*WHAT IS BEING ASKED*
Below is a set of records; restate each one word for word.
** Start RECORD SET **
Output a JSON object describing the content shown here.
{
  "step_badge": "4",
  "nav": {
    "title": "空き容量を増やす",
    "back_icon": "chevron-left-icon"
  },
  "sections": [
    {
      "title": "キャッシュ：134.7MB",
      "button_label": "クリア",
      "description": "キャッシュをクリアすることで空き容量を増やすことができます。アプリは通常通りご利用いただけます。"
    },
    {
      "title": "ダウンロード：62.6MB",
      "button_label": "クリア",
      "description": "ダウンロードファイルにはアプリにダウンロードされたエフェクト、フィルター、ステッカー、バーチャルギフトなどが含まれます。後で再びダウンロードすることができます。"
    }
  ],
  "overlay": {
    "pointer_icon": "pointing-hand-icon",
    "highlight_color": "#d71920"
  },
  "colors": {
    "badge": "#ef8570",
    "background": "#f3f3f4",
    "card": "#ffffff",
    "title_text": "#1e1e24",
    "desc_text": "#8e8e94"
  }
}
** End RECORD SET **
*TASK RESULT*
Output a JSON object describing the content shown here.
{
  "step_badge": "4",
  "nav": {
    "title": "空き容量を増やす",
    "back_icon": "chevron-left-icon"
  },
  "sections": [
    {
      "title": "キャッシュ：134.7MB",
      "button_label": "クリア",
      "description": "キャッシュをクリアすることで空き容量を増やすことができます。アプリは通常通りご利用いただけます。"
    },
    {
      "title": "ダウンロード：62.6MB",
      "button_label": "クリア",
      "description": "ダウンロードファイルにはアプリにダウンロードされたエフェクト、フィルター、ステッカー、バーチャルギフトなどが含まれます。後で再びダウンロードすることができます。"
    }
  ],
  "overlay": {
    "pointer_icon": "pointing-hand-icon",
    "highlight_color": "#d71920"
  },
  "colors": {
    "badge": "#ef8570",
    "background": "#f3f3f4",
    "card": "#ffffff",
    "title_text": "#1e1e24",
    "desc_text": "#8e8e94"
  }
}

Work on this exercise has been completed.